*Records shown*.
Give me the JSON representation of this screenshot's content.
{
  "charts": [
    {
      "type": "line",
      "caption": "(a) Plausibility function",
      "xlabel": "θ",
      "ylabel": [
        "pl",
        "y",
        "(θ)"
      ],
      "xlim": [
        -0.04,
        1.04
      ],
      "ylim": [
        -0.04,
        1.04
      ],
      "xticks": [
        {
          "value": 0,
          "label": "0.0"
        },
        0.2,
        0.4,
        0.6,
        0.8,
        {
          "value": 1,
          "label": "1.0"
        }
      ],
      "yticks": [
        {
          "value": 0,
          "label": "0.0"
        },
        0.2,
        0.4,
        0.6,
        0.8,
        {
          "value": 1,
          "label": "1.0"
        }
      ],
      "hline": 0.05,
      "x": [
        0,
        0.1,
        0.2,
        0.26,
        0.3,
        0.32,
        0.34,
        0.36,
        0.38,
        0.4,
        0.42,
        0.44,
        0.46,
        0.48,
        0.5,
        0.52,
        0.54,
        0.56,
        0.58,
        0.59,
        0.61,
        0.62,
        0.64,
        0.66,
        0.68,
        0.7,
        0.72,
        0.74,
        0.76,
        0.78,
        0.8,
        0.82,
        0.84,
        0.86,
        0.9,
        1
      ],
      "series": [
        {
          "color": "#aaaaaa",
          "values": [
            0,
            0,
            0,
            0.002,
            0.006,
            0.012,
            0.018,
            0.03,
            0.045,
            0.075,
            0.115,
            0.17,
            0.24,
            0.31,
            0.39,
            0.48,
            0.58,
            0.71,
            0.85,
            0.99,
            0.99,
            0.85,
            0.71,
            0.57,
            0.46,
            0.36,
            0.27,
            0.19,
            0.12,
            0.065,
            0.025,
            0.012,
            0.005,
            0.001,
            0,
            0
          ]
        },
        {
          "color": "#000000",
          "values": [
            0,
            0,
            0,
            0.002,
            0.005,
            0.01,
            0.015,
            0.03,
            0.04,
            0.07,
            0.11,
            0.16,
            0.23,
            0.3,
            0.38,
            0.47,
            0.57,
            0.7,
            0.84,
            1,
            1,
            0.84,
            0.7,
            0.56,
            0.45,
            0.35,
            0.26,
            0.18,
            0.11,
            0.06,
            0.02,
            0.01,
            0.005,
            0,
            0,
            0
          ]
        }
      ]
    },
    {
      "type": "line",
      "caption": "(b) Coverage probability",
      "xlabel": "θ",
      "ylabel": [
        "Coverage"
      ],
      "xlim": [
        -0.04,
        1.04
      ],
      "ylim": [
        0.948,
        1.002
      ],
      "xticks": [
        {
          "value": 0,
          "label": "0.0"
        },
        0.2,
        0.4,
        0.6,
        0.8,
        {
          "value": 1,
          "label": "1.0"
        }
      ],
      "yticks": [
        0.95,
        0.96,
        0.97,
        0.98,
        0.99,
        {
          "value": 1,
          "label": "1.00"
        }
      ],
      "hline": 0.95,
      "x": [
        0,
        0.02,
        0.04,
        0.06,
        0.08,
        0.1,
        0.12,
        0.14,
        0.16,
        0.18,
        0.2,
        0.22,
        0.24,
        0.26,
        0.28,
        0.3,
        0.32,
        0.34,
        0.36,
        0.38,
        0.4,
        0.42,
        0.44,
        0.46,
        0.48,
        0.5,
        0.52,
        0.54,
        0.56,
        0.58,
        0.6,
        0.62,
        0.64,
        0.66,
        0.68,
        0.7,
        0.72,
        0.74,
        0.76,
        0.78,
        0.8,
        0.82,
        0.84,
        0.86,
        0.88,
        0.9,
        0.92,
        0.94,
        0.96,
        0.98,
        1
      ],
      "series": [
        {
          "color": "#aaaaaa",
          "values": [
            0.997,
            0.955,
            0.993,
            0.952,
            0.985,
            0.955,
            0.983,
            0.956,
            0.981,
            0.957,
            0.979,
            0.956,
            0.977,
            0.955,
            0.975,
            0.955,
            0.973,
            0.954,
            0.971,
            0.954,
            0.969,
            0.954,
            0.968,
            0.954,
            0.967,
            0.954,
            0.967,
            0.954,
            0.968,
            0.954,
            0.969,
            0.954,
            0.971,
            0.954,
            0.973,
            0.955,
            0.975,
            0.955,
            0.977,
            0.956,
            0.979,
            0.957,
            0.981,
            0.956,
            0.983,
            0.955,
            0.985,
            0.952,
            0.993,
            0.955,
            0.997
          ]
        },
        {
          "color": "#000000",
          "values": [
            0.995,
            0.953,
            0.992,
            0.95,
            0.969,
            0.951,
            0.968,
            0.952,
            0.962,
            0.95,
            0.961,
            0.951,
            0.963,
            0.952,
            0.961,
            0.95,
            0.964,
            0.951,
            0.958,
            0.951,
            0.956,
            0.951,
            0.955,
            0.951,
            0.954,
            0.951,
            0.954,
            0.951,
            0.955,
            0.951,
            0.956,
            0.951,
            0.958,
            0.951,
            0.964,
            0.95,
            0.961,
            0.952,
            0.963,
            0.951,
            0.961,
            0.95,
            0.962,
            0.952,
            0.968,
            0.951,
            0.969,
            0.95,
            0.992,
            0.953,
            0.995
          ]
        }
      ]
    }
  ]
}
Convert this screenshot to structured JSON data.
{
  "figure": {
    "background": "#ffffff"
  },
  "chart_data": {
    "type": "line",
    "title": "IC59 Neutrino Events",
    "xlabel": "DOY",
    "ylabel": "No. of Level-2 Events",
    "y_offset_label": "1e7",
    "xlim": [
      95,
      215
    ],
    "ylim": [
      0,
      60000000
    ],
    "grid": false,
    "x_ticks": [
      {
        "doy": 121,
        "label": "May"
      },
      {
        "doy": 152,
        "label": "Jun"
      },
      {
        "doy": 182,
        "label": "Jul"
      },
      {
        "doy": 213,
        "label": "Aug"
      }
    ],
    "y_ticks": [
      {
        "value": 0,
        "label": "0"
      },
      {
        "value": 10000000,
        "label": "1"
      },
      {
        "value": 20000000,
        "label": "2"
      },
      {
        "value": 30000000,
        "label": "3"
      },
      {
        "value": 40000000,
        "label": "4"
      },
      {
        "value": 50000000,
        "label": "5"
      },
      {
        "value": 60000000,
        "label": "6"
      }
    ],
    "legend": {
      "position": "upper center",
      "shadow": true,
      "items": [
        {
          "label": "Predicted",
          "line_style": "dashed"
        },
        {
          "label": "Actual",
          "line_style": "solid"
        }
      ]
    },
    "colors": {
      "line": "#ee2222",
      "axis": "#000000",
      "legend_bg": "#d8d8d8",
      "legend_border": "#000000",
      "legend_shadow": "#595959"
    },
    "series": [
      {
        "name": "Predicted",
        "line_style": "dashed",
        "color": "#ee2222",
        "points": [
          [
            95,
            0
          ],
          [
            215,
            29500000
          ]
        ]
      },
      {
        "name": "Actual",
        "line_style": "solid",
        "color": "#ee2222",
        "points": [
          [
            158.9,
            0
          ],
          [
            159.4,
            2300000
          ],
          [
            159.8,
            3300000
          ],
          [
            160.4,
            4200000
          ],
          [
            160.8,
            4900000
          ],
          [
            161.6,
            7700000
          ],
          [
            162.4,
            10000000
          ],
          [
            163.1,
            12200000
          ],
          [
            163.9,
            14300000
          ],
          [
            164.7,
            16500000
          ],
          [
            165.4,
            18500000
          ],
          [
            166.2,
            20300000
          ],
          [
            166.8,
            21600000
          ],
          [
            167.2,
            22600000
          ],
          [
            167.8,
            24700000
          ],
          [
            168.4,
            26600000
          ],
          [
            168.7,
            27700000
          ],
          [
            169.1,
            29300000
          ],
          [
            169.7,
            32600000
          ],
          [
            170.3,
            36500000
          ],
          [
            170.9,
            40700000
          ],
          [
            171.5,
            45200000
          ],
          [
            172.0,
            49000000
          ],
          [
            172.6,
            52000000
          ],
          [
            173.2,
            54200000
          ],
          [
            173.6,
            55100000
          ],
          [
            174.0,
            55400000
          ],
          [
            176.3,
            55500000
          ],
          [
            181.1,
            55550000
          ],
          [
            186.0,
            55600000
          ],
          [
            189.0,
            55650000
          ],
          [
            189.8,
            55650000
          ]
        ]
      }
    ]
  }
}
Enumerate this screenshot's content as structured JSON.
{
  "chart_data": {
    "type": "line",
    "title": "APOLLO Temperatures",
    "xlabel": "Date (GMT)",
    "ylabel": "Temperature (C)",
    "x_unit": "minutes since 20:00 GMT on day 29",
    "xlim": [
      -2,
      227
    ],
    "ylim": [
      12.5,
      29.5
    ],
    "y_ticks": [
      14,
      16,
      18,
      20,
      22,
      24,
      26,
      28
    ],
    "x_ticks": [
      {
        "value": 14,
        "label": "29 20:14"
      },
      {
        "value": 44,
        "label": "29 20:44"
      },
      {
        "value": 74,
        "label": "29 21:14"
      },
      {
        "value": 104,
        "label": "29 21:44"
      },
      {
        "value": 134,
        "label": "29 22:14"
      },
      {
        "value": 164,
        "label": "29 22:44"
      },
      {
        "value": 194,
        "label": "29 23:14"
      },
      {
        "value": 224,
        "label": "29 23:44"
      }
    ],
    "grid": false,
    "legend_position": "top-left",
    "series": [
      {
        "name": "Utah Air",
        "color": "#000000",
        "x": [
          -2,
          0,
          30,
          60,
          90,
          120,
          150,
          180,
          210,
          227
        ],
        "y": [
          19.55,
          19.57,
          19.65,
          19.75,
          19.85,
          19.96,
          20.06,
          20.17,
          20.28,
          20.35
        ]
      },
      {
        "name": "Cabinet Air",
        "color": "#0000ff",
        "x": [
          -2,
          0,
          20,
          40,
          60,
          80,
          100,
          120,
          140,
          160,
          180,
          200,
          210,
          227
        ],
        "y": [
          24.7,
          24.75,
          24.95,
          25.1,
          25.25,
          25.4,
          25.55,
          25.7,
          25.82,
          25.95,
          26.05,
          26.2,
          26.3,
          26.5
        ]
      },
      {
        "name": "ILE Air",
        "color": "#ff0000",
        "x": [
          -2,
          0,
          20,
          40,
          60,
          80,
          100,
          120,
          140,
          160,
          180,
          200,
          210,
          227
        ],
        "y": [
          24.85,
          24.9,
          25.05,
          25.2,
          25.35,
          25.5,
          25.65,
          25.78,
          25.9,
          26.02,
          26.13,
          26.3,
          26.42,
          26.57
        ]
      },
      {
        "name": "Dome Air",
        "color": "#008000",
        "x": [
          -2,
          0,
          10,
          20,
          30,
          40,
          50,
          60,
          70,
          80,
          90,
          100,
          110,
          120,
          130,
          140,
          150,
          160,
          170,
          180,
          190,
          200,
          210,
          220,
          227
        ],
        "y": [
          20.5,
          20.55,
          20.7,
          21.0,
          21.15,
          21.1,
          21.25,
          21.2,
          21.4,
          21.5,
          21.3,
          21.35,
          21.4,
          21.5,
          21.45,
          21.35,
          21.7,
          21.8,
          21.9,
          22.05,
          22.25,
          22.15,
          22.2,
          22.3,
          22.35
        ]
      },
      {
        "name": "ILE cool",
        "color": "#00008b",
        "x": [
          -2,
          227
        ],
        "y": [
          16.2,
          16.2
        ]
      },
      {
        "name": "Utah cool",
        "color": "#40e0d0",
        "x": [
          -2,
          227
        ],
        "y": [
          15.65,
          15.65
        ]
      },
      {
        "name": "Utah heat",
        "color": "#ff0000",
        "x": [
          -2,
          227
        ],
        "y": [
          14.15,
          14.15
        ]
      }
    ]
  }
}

*To do*. From the records above, pick out and copy each line holding the word "xlabel".

*Written reply*.
      "xlabel": "θ",
      "xlabel": "θ",
    "xlabel": "DOY",
    "xlabel": "Date (GMT)",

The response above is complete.